(Stored data entries)

* BEGIN *

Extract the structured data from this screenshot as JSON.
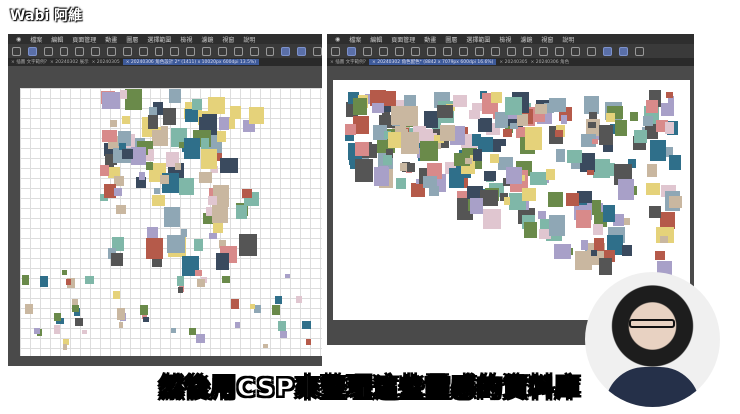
{
  "channel_title": "Wabi 阿維",
  "subtitle": "然後用CSP來整理這些靈感的資料庫",
  "menu": [
    "檔案",
    "編輯",
    "頁面管理",
    "動畫",
    "圖層",
    "選擇範圍",
    "檢視",
    "濾鏡",
    "視窗",
    "說明"
  ],
  "left_window": {
    "tabs": [
      "插圖 文字範例?",
      "20240302 展示",
      "20240305",
      "20240306 角色設計 2* (1411) x 10020px 600dpi 13.5%)"
    ],
    "active_tab": 3
  },
  "right_window": {
    "tabs": [
      "插圖 文字範例?",
      "20240302 角色配色* (8842 x 7079px 600dpi 16.6%)",
      "20240305",
      "20240306 角色"
    ],
    "active_tab": 1
  },
  "colors": {
    "menu_bg": "#2e2e2e",
    "active_tab": "#3d5a9a",
    "canvas_bg": "#4a4a4a"
  }
}
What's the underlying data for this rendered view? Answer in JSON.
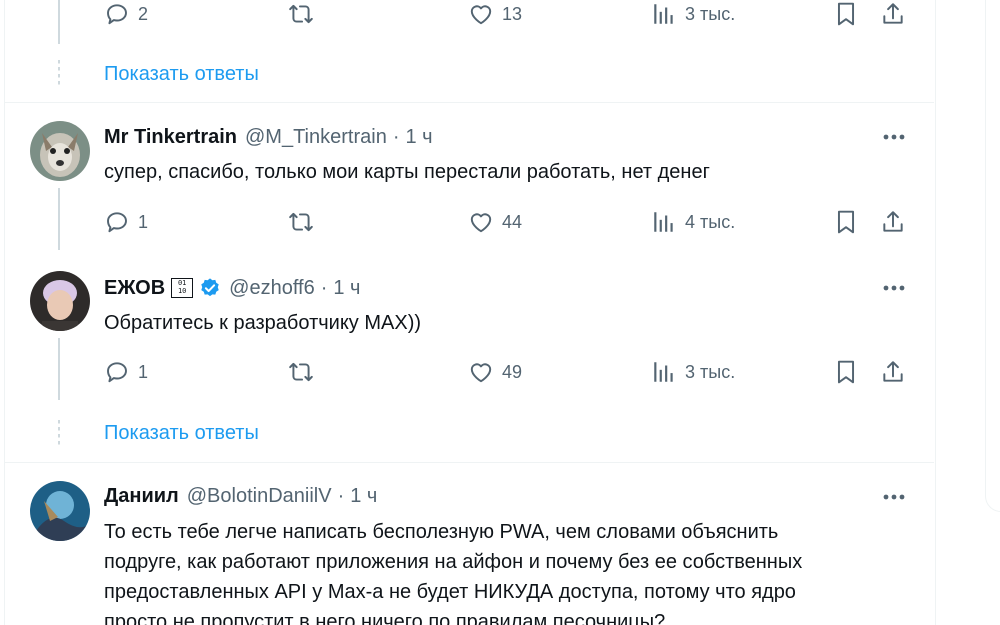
{
  "colors": {
    "accent": "#1d9bf0",
    "text": "#0f1419",
    "muted": "#536471",
    "border": "#eff3f4"
  },
  "top_actions": {
    "replies": "2",
    "likes": "13",
    "views": "3 тыс."
  },
  "show_replies_1": "Показать ответы",
  "tweets": [
    {
      "name": "Mr Tinkertrain",
      "handle": "@M_Tinkertrain",
      "dot": "·",
      "time": "1 ч",
      "text": "супер, спасибо, только мои карты перестали работать, нет денег",
      "replies": "1",
      "likes": "44",
      "views": "4 тыс."
    },
    {
      "name": "ЕЖОВ",
      "badge": "🆘",
      "handle": "@ezhoff6",
      "dot": "·",
      "time": "1 ч",
      "text": "Обратитесь к разработчику MAX))",
      "replies": "1",
      "likes": "49",
      "views": "3 тыс."
    },
    {
      "name": "Даниил",
      "handle": "@BolotinDaniilV",
      "dot": "·",
      "time": "1 ч",
      "text_lines": [
        "То есть тебе легче написать бесполезную PWA, чем словами объяснить",
        "подруге, как работают приложения на айфон и почему без ее собственных",
        "предоставленных API у Max-а не будет НИКУДА доступа, потому что ядро",
        "просто не пропустит в него ничего по правилам песочницы?"
      ]
    }
  ],
  "show_replies_2": "Показать ответы",
  "icons": [
    "reply-icon",
    "retweet-icon",
    "like-icon",
    "views-icon",
    "bookmark-icon",
    "share-icon",
    "more-icon",
    "verified-icon"
  ]
}
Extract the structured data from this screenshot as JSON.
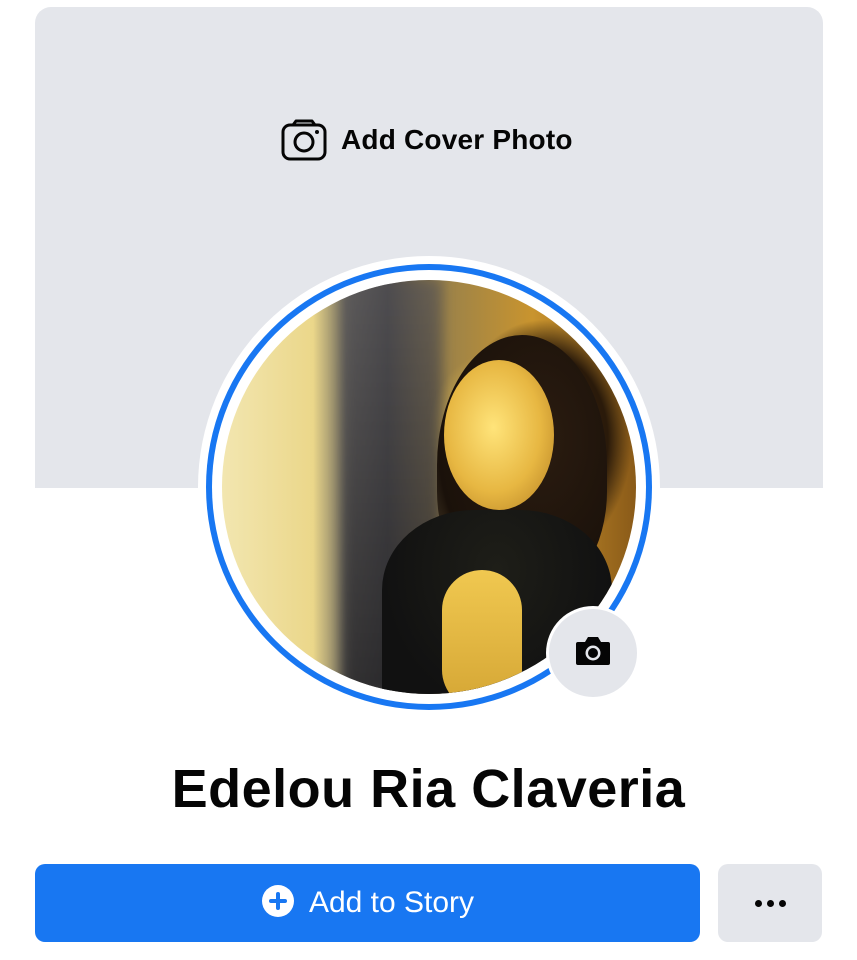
{
  "cover": {
    "action_label": "Add Cover Photo",
    "action_icon": "camera-icon",
    "background_color": "#e4e6eb"
  },
  "avatar": {
    "ring_color": "#1877f2",
    "edit_icon": "camera-icon"
  },
  "profile": {
    "name": "Edelou Ria Claveria"
  },
  "actions": {
    "add_story_label": "Add to Story",
    "add_story_icon": "plus-circle-icon",
    "add_story_color": "#1877f2",
    "more_icon": "more-dots-icon"
  }
}
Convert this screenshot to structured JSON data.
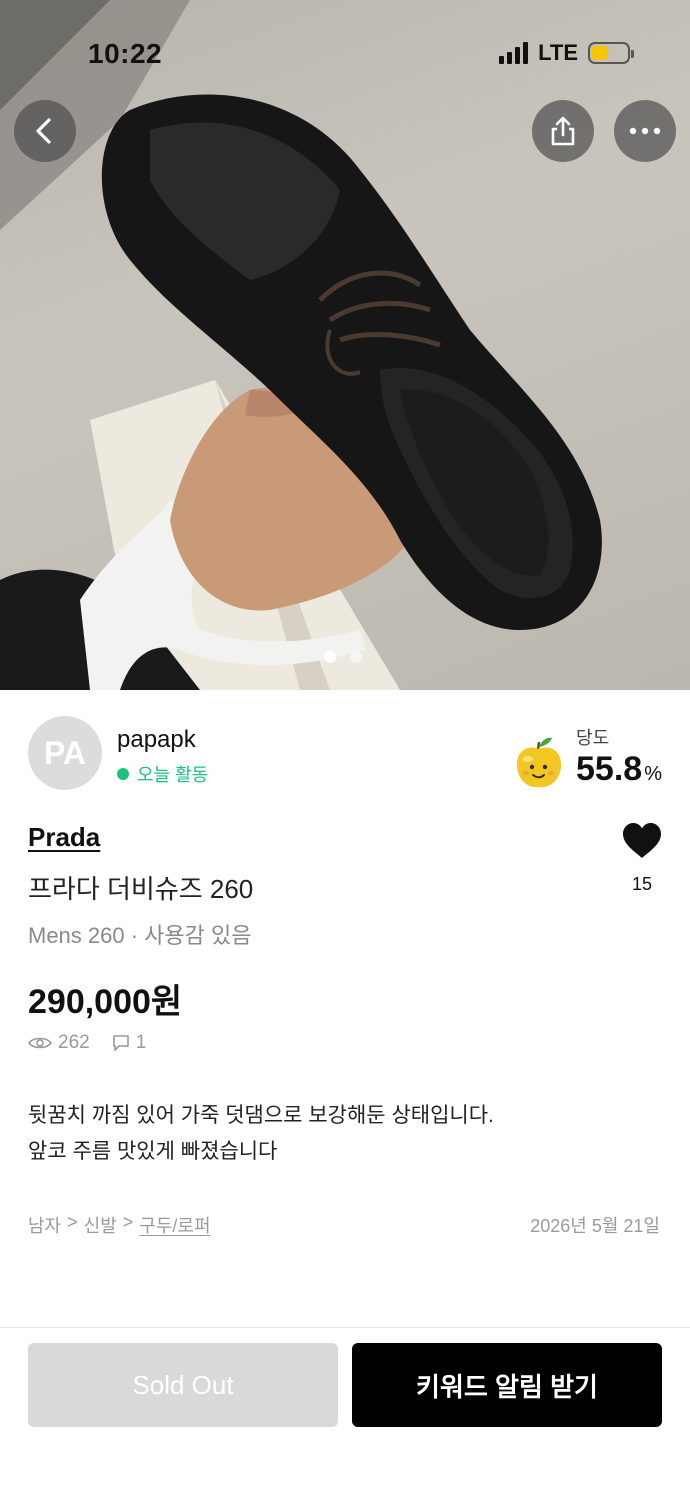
{
  "status_bar": {
    "time": "10:22",
    "network": "LTE"
  },
  "seller": {
    "avatar_initials": "PA",
    "name": "papapk",
    "activity": "오늘 활동",
    "sweetness_label": "당도",
    "sweetness_value": "55.8",
    "sweetness_unit": "%"
  },
  "product": {
    "brand": "Prada",
    "title": "프라다 더비슈즈 260",
    "meta": "Mens 260 · 사용감 있음",
    "price": "290,000원",
    "views": "262",
    "chats": "1",
    "likes": "15",
    "description": [
      "뒷꿈치 까짐 있어 가죽 덧댐으로 보강해둔 상태입니다.",
      "앞코 주름 맛있게 빠졌습니다"
    ],
    "category": {
      "level1": "남자",
      "sep": ">",
      "level2": "신발",
      "level3": "구두/로퍼"
    },
    "date": "2026년 5월 21일"
  },
  "images": {
    "count": 2,
    "active_index": 0
  },
  "buttons": {
    "sold_out": "Sold Out",
    "keyword_alert": "키워드 알림 받기"
  },
  "colors": {
    "accent_green": "#19c37d",
    "primary_button": "#000000",
    "disabled_button": "#d9d9d9"
  }
}
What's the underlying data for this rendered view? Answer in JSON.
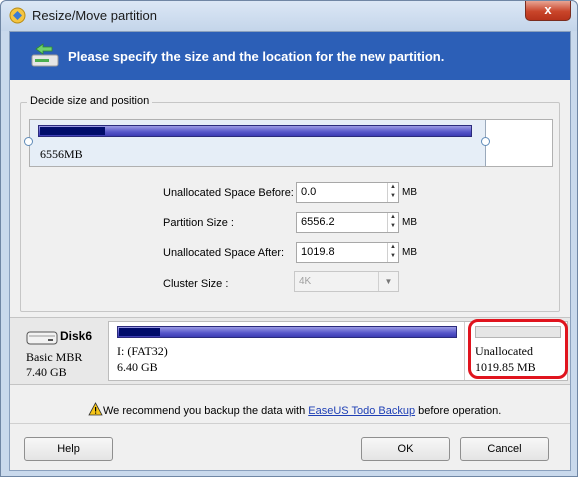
{
  "window": {
    "title": "Resize/Move partition",
    "close": "x"
  },
  "banner": {
    "text": "Please specify the size and the location for the new partition."
  },
  "group": {
    "title": "Decide size and position"
  },
  "partition_preview": {
    "size_label": "6556MB",
    "used_fraction": 0.15
  },
  "fields": {
    "before": {
      "label": "Unallocated Space Before:",
      "value": "0.0",
      "unit": "MB"
    },
    "size": {
      "label": "Partition Size :",
      "value": "6556.2",
      "unit": "MB"
    },
    "after": {
      "label": "Unallocated Space After:",
      "value": "1019.8",
      "unit": "MB"
    },
    "cluster": {
      "label": "Cluster Size :",
      "value": "4K"
    }
  },
  "disk": {
    "name": "Disk6",
    "type": "Basic MBR",
    "capacity": "7.40 GB",
    "partition_label": "I: (FAT32)",
    "partition_size": "6.40 GB",
    "partition_used_fraction": 0.12,
    "unalloc_label": "Unallocated",
    "unalloc_size": "1019.85 MB"
  },
  "notice": {
    "prefix": "We recommend you backup the data with ",
    "link": "EaseUS Todo Backup",
    "suffix": " before operation."
  },
  "buttons": {
    "help": "Help",
    "ok": "OK",
    "cancel": "Cancel"
  },
  "colors": {
    "banner": "#2c5fb7",
    "bar_used": "#000c6b",
    "bar_free": "#5555c9",
    "highlight": "#e0141e"
  }
}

* END *

**To do**
Print out the material word for word, omitting the pictures.

**Task output**
Extract the structured data from this screenshot as JSON.
{
  "channel_title": "Wabi 阿維",
  "subtitle": "然後用CSP來整理這些靈感的資料庫",
  "menu": [
    "檔案",
    "編輯",
    "頁面管理",
    "動畫",
    "圖層",
    "選擇範圍",
    "檢視",
    "濾鏡",
    "視窗",
    "說明"
  ],
  "left_window": {
    "tabs": [
      "插圖 文字範例?",
      "20240302 展示",
      "20240305",
      "20240306 角色設計 2* (1411) x 10020px 600dpi 13.5%)"
    ],
    "active_tab": 3
  },
  "right_window": {
    "tabs": [
      "插圖 文字範例?",
      "20240302 角色配色* (8842 x 7079px 600dpi 16.6%)",
      "20240305",
      "20240306 角色"
    ],
    "active_tab": 1
  },
  "colors": {
    "menu_bg": "#2e2e2e",
    "active_tab": "#3d5a9a",
    "canvas_bg": "#4a4a4a"
  }
}
What's the underlying data for this rendered view? Answer in JSON.
{
  "colors": {
    "accent": "#1d9bf0",
    "text": "#0f1419",
    "muted": "#536471",
    "border": "#eff3f4"
  },
  "top_actions": {
    "replies": "2",
    "likes": "13",
    "views": "3 тыс."
  },
  "show_replies_1": "Показать ответы",
  "tweets": [
    {
      "name": "Mr Tinkertrain",
      "handle": "@M_Tinkertrain",
      "dot": "·",
      "time": "1 ч",
      "text": "супер, спасибо, только мои карты перестали работать, нет денег",
      "replies": "1",
      "likes": "44",
      "views": "4 тыс."
    },
    {
      "name": "ЕЖОВ",
      "badge": "🆘",
      "handle": "@ezhoff6",
      "dot": "·",
      "time": "1 ч",
      "text": "Обратитесь к разработчику MAX))",
      "replies": "1",
      "likes": "49",
      "views": "3 тыс."
    },
    {
      "name": "Даниил",
      "handle": "@BolotinDaniilV",
      "dot": "·",
      "time": "1 ч",
      "text_lines": [
        "То есть тебе легче написать бесполезную PWA, чем словами объяснить",
        "подруге, как работают приложения на айфон и почему без ее собственных",
        "предоставленных API у Max-а не будет НИКУДА доступа, потому что ядро",
        "просто не пропустит в него ничего по правилам песочницы?"
      ]
    }
  ],
  "show_replies_2": "Показать ответы",
  "icons": [
    "reply-icon",
    "retweet-icon",
    "like-icon",
    "views-icon",
    "bookmark-icon",
    "share-icon",
    "more-icon",
    "verified-icon"
  ]
}
Extract the structured data from this screenshot as JSON.
{
  "cover": {
    "action_label": "Add Cover Photo",
    "action_icon": "camera-icon",
    "background_color": "#e4e6eb"
  },
  "avatar": {
    "ring_color": "#1877f2",
    "edit_icon": "camera-icon"
  },
  "profile": {
    "name": "Edelou Ria Claveria"
  },
  "actions": {
    "add_story_label": "Add to Story",
    "add_story_icon": "plus-circle-icon",
    "add_story_color": "#1877f2",
    "more_icon": "more-dots-icon"
  }
}
Convert this screenshot to structured JSON data.
{
  "status_bar": {
    "time": "10:22",
    "network": "LTE"
  },
  "seller": {
    "avatar_initials": "PA",
    "name": "papapk",
    "activity": "오늘 활동",
    "sweetness_label": "당도",
    "sweetness_value": "55.8",
    "sweetness_unit": "%"
  },
  "product": {
    "brand": "Prada",
    "title": "프라다 더비슈즈 260",
    "meta": "Mens 260 · 사용감 있음",
    "price": "290,000원",
    "views": "262",
    "chats": "1",
    "likes": "15",
    "description": [
      "뒷꿈치 까짐 있어 가죽 덧댐으로 보강해둔 상태입니다.",
      "앞코 주름 맛있게 빠졌습니다"
    ],
    "category": {
      "level1": "남자",
      "sep": ">",
      "level2": "신발",
      "level3": "구두/로퍼"
    },
    "date": "2026년 5월 21일"
  },
  "images": {
    "count": 2,
    "active_index": 0
  },
  "buttons": {
    "sold_out": "Sold Out",
    "keyword_alert": "키워드 알림 받기"
  },
  "colors": {
    "accent_green": "#19c37d",
    "primary_button": "#000000",
    "disabled_button": "#d9d9d9"
  }
}
What's the underlying data for this rendered view? Answer in JSON.
{
  "window": {
    "title": "Resize/Move partition",
    "close": "x"
  },
  "banner": {
    "text": "Please specify the size and the location for the new partition."
  },
  "group": {
    "title": "Decide size and position"
  },
  "partition_preview": {
    "size_label": "6556MB",
    "used_fraction": 0.15
  },
  "fields": {
    "before": {
      "label": "Unallocated Space Before:",
      "value": "0.0",
      "unit": "MB"
    },
    "size": {
      "label": "Partition Size :",
      "value": "6556.2",
      "unit": "MB"
    },
    "after": {
      "label": "Unallocated Space After:",
      "value": "1019.8",
      "unit": "MB"
    },
    "cluster": {
      "label": "Cluster Size :",
      "value": "4K"
    }
  },
  "disk": {
    "name": "Disk6",
    "type": "Basic MBR",
    "capacity": "7.40 GB",
    "partition_label": "I: (FAT32)",
    "partition_size": "6.40 GB",
    "partition_used_fraction": 0.12,
    "unalloc_label": "Unallocated",
    "unalloc_size": "1019.85 MB"
  },
  "notice": {
    "prefix": "We recommend you backup the data with ",
    "link": "EaseUS Todo Backup",
    "suffix": " before operation."
  },
  "buttons": {
    "help": "Help",
    "ok": "OK",
    "cancel": "Cancel"
  },
  "colors": {
    "banner": "#2c5fb7",
    "bar_used": "#000c6b",
    "bar_free": "#5555c9",
    "highlight": "#e0141e"
  }
}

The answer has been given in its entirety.